Stated exercise:
Say how many lines of the material below contain the word "data", with no other words.

Provided records:
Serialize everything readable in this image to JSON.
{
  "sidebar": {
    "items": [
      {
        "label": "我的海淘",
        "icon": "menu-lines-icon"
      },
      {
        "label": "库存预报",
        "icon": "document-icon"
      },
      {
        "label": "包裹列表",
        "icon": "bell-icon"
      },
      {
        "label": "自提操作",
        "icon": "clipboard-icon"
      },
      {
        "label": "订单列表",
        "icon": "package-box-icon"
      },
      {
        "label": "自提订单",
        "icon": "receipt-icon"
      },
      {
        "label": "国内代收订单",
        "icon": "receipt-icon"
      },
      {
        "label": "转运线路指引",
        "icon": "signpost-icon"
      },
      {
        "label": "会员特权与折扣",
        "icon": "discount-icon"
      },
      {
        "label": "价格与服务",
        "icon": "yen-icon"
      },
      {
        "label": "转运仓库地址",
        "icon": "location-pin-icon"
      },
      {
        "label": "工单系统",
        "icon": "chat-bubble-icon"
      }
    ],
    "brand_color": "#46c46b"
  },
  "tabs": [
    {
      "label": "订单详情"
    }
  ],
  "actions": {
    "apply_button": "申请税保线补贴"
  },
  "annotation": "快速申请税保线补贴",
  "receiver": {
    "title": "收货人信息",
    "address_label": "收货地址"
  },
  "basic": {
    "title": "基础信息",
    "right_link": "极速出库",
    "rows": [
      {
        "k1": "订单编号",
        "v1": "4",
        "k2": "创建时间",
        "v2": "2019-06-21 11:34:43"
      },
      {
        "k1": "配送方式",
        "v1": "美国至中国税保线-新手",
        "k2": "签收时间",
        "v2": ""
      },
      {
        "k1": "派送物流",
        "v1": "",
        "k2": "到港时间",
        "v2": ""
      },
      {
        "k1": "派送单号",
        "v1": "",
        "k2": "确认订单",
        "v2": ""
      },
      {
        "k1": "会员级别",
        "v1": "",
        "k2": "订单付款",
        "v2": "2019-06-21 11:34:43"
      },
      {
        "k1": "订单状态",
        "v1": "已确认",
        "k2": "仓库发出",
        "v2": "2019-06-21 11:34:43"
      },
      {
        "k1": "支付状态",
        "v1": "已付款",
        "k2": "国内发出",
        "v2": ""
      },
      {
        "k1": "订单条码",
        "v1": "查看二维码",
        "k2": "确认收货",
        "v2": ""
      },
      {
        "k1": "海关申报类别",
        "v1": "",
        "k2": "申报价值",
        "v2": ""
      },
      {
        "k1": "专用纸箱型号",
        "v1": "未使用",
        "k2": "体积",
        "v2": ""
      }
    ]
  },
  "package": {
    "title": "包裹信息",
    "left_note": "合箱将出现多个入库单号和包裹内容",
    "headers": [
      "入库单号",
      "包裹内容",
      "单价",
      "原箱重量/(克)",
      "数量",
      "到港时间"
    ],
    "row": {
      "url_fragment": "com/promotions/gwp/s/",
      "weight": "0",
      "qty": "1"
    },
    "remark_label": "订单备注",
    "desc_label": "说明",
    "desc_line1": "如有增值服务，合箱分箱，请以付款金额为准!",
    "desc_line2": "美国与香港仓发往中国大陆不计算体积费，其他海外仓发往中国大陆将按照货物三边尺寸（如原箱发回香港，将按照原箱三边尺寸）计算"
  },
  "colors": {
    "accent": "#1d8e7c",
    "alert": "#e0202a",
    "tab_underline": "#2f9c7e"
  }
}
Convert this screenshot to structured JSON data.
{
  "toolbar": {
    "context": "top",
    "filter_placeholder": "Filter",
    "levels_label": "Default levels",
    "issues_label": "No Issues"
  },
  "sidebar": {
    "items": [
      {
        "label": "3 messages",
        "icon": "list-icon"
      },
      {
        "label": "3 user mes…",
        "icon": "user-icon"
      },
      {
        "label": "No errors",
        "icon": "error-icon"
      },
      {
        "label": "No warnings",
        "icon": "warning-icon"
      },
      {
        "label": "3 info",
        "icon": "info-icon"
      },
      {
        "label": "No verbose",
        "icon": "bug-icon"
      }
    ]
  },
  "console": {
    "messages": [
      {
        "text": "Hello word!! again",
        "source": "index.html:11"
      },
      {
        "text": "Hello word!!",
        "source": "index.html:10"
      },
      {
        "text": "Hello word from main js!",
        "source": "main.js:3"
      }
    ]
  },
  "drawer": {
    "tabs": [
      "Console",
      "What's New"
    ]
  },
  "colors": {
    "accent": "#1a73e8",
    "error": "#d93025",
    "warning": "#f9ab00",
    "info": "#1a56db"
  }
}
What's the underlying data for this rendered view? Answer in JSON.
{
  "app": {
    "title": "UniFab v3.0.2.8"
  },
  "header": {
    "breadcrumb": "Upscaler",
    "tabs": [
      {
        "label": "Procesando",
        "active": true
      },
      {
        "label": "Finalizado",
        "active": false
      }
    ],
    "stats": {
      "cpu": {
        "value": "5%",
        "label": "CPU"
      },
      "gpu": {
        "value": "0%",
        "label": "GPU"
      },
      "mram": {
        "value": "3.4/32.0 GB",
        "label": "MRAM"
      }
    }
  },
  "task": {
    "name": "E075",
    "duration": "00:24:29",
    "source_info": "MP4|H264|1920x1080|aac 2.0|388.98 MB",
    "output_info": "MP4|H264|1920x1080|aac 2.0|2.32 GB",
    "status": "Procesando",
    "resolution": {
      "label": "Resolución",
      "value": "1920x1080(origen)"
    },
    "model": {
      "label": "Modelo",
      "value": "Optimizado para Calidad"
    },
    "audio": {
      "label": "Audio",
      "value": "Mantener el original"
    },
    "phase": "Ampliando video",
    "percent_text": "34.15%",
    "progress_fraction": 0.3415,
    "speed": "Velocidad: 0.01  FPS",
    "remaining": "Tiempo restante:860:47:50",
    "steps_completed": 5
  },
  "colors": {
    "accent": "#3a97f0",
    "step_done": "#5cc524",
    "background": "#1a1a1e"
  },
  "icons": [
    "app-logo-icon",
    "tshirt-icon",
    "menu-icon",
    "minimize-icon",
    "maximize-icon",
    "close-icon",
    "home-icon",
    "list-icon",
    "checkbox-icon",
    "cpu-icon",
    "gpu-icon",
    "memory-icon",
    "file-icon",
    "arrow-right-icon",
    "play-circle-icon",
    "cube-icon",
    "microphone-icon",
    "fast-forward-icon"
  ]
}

Output:
2